De facto, atendendo a que a aposição da fórmula executória pelo respetivo Secretário de Justiça é um mero ato instrumental, não equiparável a decisão judicial – por não se tratar de ato jurisdicional que, por força da nossa Constituição da República Portuguesa, é uma prerrogativa exclusiva dos juízes –, propendemos a defender uma interpretação restritiva desse preceito contido no nº 2 do art. 814º, nos termos da qual apenas nos casos em que o devedor (executado) se conforma com a diminuição de garantias registada no anterior procedimento de injunção – quer dizer, não pondo em causa o seu processo de formação (facto que é expressamente contestado nestes autos) –, se deve limitar os fundamentos da oposição aos mencionados no citado preceito legal. Isto, na medida em que este tipo de procedimento não confere as mesmas garantias de defesa que o normal processo judicial, ao prever a possibilidade do requerido (ora executado) ser notificado da injunção por meio de mera carta simples para o domicílio convencionado (vide art. 12º-A, do D.L. nº 269/98, de 1-09), o que não raras vezes prejudica o seu efetivo direito de defesa.
Compulsado o teor da oposição à execução apresentada, não se vislumbra que haja sido posto em causa o dito processo formativo do título executivo.

### Tarefas e exercícios
a – Indique se cada afirmação está de acordo com o texto sobre o procedimento de injunção, respondendo sim ou não e citando as palavras decisivas do texto: (i) a aposição da fórmula executória pelo Secretário de Justiça é equiparável a uma decisão judicial; (ii) no procedimento de injunção, o requerido pode ser notificado por carta simples para o domicílio convencionado; (iii) o ato jurisdicional é uma prerrogativa exclusiva dos juízes.
b – Redija a continuação do texto sobre o procedimento de injunção, começando a seguir à última frase apresentada.
Os dados não têm qualquer papel nesta parte.

### Material extraído
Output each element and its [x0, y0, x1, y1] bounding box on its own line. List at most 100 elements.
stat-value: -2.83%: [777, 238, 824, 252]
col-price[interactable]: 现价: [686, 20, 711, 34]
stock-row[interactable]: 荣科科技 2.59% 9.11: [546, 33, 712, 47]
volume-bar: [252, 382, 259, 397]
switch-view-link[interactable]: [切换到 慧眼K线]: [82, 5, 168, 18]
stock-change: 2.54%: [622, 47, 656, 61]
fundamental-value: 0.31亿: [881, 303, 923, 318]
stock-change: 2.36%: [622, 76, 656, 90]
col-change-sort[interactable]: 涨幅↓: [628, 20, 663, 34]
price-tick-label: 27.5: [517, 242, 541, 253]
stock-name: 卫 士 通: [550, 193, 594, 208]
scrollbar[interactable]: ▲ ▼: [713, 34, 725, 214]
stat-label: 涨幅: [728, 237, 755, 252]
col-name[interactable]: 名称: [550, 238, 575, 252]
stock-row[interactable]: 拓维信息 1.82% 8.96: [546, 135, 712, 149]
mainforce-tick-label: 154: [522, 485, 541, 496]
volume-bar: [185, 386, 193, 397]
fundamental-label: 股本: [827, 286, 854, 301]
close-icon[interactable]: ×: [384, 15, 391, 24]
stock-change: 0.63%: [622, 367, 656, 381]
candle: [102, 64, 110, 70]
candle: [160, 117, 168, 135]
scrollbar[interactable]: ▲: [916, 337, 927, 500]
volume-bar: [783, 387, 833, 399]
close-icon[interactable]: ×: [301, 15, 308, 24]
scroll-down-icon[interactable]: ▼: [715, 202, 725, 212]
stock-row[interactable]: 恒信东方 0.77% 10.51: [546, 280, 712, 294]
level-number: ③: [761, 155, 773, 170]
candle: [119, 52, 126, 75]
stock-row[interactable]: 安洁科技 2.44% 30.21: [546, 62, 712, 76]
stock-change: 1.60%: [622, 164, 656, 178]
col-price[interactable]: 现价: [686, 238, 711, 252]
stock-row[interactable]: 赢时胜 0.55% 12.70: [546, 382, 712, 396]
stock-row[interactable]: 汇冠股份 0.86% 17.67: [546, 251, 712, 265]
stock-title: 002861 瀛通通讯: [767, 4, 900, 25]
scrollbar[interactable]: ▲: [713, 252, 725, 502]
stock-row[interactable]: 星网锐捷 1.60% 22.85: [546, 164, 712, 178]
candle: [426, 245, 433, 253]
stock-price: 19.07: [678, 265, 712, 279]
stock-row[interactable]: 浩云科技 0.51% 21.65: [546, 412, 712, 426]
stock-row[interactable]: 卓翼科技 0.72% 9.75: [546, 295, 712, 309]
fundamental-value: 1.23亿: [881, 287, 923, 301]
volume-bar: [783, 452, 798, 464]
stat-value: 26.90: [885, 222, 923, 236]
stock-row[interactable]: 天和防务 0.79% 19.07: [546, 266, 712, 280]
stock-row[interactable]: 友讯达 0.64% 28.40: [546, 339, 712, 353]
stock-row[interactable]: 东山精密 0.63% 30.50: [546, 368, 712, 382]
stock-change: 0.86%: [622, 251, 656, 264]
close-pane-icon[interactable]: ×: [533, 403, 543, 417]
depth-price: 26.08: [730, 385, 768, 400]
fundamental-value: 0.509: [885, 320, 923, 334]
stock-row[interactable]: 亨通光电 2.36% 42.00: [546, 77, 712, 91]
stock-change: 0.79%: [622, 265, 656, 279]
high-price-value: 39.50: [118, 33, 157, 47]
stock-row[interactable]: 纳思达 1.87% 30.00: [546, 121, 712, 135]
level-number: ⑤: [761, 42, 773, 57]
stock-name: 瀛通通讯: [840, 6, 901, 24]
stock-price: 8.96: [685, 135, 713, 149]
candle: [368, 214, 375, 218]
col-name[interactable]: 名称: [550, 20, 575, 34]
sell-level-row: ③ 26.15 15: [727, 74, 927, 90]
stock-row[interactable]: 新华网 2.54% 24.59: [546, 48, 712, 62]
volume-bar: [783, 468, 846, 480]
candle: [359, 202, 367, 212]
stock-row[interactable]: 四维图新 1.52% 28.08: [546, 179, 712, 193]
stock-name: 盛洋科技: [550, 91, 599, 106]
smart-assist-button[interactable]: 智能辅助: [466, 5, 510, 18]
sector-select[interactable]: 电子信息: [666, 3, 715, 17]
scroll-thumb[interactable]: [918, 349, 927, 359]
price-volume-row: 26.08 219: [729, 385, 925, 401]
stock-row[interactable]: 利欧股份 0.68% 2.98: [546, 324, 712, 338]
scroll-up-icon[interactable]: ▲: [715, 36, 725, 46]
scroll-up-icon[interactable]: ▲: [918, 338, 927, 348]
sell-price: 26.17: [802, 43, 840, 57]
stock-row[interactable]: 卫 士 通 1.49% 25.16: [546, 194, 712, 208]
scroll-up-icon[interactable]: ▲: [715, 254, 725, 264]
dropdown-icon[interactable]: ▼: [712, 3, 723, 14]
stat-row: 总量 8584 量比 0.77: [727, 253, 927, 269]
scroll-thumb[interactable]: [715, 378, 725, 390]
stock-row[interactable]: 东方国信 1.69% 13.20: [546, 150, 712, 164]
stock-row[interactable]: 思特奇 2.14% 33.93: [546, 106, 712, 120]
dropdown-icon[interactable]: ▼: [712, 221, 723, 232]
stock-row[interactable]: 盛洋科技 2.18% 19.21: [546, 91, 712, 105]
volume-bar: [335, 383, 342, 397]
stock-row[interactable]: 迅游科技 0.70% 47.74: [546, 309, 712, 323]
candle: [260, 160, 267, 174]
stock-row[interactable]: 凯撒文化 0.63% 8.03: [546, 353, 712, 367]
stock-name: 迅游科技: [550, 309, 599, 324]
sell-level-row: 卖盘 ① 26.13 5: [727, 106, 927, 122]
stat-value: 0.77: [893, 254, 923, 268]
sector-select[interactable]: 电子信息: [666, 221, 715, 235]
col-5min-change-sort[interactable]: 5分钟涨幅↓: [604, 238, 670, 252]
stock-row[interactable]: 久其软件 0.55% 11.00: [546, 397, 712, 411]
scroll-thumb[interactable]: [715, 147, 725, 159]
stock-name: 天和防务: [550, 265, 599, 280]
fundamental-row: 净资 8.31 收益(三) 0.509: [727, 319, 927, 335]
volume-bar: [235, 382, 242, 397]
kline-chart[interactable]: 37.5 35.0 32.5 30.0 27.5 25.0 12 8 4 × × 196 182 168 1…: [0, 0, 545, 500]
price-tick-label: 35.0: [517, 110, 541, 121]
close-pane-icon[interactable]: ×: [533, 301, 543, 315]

### Resultados
a –
(i) Não: «é um mero ato instrumental, não equiparável a decisão judicial».
(ii) Sim: «ser notificado da injunção por meio de mera carta simples para o domicílio convencionado».
(iii) Sim: «por não se tratar de ato jurisdicional que, por força da nossa Constituição da República Portuguesa, é uma prerrogativa exclusiva dos juízes».

b –
Por outra banda, e no requerimento de “resposta” à contestação oferecida pela exequente, onde o executado discorre já sobre a referida questão da possibilidade (ou não) de deduzir oposição no caso em apreço, pese embora o teor dos argumentos ali esgrimidos, em parte alguma é alegada factualidade que ponha em causa a formação do título executivo.
Isto posto, assiste razão à exequente quando refere dever os fundamentos da oposição restringir-se aos mencionados no n.º 1 do art. 814.º do Código de Processo Civil (face ao que dispõe o n.º 2 desse mesmo artigo).
Relida a oposição, não se vislumbra que os fundamentos esgrimidos no dito articulado se subsumam a qualquer um dos fundamentos mencionados no citado art. 814.º n.º 1, do Código de Processo Civil.
Isto posto, cumpre desde já decidir pela inadmissibilidade legal da oposição, face ao disposto, ainda no art. 817.º n.º 1, al. b), do Código de Processo Civil".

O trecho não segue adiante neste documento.